Written instruction
Print the listing below exactly.

Data rows
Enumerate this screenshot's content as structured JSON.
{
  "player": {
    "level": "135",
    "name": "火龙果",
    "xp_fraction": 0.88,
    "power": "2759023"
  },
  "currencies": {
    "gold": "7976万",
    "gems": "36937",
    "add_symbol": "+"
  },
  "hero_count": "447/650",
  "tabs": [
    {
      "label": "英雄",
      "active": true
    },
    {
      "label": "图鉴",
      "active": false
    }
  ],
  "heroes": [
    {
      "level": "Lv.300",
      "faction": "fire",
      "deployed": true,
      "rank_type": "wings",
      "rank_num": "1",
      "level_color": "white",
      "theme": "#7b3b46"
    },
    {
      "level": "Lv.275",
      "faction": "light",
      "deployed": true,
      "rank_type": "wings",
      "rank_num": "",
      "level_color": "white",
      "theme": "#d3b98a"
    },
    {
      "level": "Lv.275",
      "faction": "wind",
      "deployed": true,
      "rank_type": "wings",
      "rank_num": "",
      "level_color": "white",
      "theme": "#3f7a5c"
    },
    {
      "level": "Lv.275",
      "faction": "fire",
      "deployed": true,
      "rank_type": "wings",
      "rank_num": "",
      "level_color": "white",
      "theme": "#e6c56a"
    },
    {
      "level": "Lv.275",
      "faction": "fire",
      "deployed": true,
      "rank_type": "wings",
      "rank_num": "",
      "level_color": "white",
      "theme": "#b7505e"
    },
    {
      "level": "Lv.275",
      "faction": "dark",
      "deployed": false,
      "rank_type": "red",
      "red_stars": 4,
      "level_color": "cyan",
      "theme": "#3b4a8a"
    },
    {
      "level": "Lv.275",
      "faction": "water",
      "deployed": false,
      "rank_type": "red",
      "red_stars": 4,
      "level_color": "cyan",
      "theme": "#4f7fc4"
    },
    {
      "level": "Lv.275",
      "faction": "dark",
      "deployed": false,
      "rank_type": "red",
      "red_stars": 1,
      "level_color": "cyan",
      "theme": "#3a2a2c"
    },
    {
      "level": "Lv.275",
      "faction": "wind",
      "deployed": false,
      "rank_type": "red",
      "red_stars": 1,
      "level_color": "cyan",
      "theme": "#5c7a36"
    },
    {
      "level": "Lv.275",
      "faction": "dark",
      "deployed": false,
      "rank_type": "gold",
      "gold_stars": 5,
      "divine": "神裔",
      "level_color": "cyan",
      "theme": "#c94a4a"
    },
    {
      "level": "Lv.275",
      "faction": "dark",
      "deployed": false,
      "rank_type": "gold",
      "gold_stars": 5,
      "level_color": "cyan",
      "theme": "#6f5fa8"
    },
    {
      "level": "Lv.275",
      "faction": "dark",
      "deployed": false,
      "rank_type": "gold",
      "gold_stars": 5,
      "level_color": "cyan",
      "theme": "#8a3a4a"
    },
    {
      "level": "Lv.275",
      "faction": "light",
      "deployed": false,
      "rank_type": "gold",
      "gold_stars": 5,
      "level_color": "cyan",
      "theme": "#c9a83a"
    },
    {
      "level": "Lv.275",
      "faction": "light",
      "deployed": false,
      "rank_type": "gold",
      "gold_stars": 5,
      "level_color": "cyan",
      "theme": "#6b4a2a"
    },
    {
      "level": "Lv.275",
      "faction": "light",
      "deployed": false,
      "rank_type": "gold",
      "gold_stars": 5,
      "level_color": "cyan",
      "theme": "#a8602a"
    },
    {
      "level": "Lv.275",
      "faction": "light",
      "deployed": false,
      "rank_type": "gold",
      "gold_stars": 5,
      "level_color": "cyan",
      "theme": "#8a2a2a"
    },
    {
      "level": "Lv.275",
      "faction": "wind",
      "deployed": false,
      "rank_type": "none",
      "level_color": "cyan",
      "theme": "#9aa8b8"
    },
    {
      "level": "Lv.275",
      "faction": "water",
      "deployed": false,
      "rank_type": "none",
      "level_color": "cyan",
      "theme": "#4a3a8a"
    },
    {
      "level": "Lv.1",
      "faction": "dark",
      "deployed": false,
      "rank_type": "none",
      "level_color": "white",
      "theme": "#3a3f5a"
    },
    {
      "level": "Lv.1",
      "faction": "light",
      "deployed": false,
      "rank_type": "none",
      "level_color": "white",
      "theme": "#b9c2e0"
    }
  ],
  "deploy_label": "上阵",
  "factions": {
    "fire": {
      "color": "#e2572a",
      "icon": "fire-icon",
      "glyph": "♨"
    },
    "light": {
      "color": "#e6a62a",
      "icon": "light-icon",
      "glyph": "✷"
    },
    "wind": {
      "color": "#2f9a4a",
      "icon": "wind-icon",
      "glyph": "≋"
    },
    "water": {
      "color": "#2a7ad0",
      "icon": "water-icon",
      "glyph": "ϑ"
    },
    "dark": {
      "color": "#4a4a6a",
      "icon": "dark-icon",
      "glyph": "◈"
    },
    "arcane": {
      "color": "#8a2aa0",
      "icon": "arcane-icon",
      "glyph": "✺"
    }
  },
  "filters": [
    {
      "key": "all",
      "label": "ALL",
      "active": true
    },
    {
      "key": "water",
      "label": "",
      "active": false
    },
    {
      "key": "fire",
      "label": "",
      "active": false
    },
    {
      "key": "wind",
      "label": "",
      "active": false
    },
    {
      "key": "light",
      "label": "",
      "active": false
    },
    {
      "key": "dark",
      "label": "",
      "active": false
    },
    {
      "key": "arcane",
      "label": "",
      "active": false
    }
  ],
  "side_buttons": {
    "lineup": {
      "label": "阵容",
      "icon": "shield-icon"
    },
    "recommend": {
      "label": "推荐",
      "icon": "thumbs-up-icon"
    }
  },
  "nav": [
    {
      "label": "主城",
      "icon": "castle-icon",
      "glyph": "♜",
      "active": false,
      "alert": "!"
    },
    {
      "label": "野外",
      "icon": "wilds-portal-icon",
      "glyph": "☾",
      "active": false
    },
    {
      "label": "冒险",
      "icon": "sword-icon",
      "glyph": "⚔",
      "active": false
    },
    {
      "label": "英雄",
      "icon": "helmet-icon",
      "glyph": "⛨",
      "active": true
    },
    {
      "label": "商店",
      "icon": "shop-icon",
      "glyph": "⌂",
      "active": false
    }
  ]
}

Result below
Enumerate this screenshot's content as structured JSON.
{
  "player": {
    "level": "135",
    "name": "火龙果",
    "xp_fraction": 0.88,
    "power": "2759023"
  },
  "currencies": {
    "gold": "7976万",
    "gems": "36937",
    "add_symbol": "+"
  },
  "hero_count": "447/650",
  "tabs": [
    {
      "label": "英雄",
      "active": true
    },
    {
      "label": "图鉴",
      "active": false
    }
  ],
  "heroes": [
    {
      "level": "Lv.300",
      "faction": "fire",
      "deployed": true,
      "rank_type": "wings",
      "rank_num": "1",
      "level_color": "white",
      "theme": "#7b3b46"
    },
    {
      "level": "Lv.275",
      "faction": "light",
      "deployed": true,
      "rank_type": "wings",
      "rank_num": "",
      "level_color": "white",
      "theme": "#d3b98a"
    },
    {
      "level": "Lv.275",
      "faction": "wind",
      "deployed": true,
      "rank_type": "wings",
      "rank_num": "",
      "level_color": "white",
      "theme": "#3f7a5c"
    },
    {
      "level": "Lv.275",
      "faction": "fire",
      "deployed": true,
      "rank_type": "wings",
      "rank_num": "",
      "level_color": "white",
      "theme": "#e6c56a"
    },
    {
      "level": "Lv.275",
      "faction": "fire",
      "deployed": true,
      "rank_type": "wings",
      "rank_num": "",
      "level_color": "white",
      "theme": "#b7505e"
    },
    {
      "level": "Lv.275",
      "faction": "dark",
      "deployed": false,
      "rank_type": "red",
      "red_stars": 4,
      "level_color": "cyan",
      "theme": "#3b4a8a"
    },
    {
      "level": "Lv.275",
      "faction": "water",
      "deployed": false,
      "rank_type": "red",
      "red_stars": 4,
      "level_color": "cyan",
      "theme": "#4f7fc4"
    },
    {
      "level": "Lv.275",
      "faction": "dark",
      "deployed": false,
      "rank_type": "red",
      "red_stars": 1,
      "level_color": "cyan",
      "theme": "#3a2a2c"
    },
    {
      "level": "Lv.275",
      "faction": "wind",
      "deployed": false,
      "rank_type": "red",
      "red_stars": 1,
      "level_color": "cyan",
      "theme": "#5c7a36"
    },
    {
      "level": "Lv.275",
      "faction": "dark",
      "deployed": false,
      "rank_type": "gold",
      "gold_stars": 5,
      "divine": "神裔",
      "level_color": "cyan",
      "theme": "#c94a4a"
    },
    {
      "level": "Lv.275",
      "faction": "dark",
      "deployed": false,
      "rank_type": "gold",
      "gold_stars": 5,
      "level_color": "cyan",
      "theme": "#6f5fa8"
    },
    {
      "level": "Lv.275",
      "faction": "dark",
      "deployed": false,
      "rank_type": "gold",
      "gold_stars": 5,
      "level_color": "cyan",
      "theme": "#8a3a4a"
    },
    {
      "level": "Lv.275",
      "faction": "light",
      "deployed": false,
      "rank_type": "gold",
      "gold_stars": 5,
      "level_color": "cyan",
      "theme": "#c9a83a"
    },
    {
      "level": "Lv.275",
      "faction": "light",
      "deployed": false,
      "rank_type": "gold",
      "gold_stars": 5,
      "level_color": "cyan",
      "theme": "#6b4a2a"
    },
    {
      "level": "Lv.275",
      "faction": "light",
      "deployed": false,
      "rank_type": "gold",
      "gold_stars": 5,
      "level_color": "cyan",
      "theme": "#a8602a"
    },
    {
      "level": "Lv.275",
      "faction": "light",
      "deployed": false,
      "rank_type": "gold",
      "gold_stars": 5,
      "level_color": "cyan",
      "theme": "#8a2a2a"
    },
    {
      "level": "Lv.275",
      "faction": "wind",
      "deployed": false,
      "rank_type": "none",
      "level_color": "cyan",
      "theme": "#9aa8b8"
    },
    {
      "level": "Lv.275",
      "faction": "water",
      "deployed": false,
      "rank_type": "none",
      "level_color": "cyan",
      "theme": "#4a3a8a"
    },
    {
      "level": "Lv.1",
      "faction": "dark",
      "deployed": false,
      "rank_type": "none",
      "level_color": "white",
      "theme": "#3a3f5a"
    },
    {
      "level": "Lv.1",
      "faction": "light",
      "deployed": false,
      "rank_type": "none",
      "level_color": "white",
      "theme": "#b9c2e0"
    }
  ],
  "deploy_label": "上阵",
  "factions": {
    "fire": {
      "color": "#e2572a",
      "icon": "fire-icon",
      "glyph": "♨"
    },
    "light": {
      "color": "#e6a62a",
      "icon": "light-icon",
      "glyph": "✷"
    },
    "wind": {
      "color": "#2f9a4a",
      "icon": "wind-icon",
      "glyph": "≋"
    },
    "water": {
      "color": "#2a7ad0",
      "icon": "water-icon",
      "glyph": "ϑ"
    },
    "dark": {
      "color": "#4a4a6a",
      "icon": "dark-icon",
      "glyph": "◈"
    },
    "arcane": {
      "color": "#8a2aa0",
      "icon": "arcane-icon",
      "glyph": "✺"
    }
  },
  "filters": [
    {
      "key": "all",
      "label": "ALL",
      "active": true
    },
    {
      "key": "water",
      "label": "",
      "active": false
    },
    {
      "key": "fire",
      "label": "",
      "active": false
    },
    {
      "key": "wind",
      "label": "",
      "active": false
    },
    {
      "key": "light",
      "label": "",
      "active": false
    },
    {
      "key": "dark",
      "label": "",
      "active": false
    },
    {
      "key": "arcane",
      "label": "",
      "active": false
    }
  ],
  "side_buttons": {
    "lineup": {
      "label": "阵容",
      "icon": "shield-icon"
    },
    "recommend": {
      "label": "推荐",
      "icon": "thumbs-up-icon"
    }
  },
  "nav": [
    {
      "label": "主城",
      "icon": "castle-icon",
      "glyph": "♜",
      "active": false,
      "alert": "!"
    },
    {
      "label": "野外",
      "icon": "wilds-portal-icon",
      "glyph": "☾",
      "active": false
    },
    {
      "label": "冒险",
      "icon": "sword-icon",
      "glyph": "⚔",
      "active": false
    },
    {
      "label": "英雄",
      "icon": "helmet-icon",
      "glyph": "⛨",
      "active": true
    },
    {
      "label": "商店",
      "icon": "shop-icon",
      "glyph": "⌂",
      "active": false
    }
  ]
}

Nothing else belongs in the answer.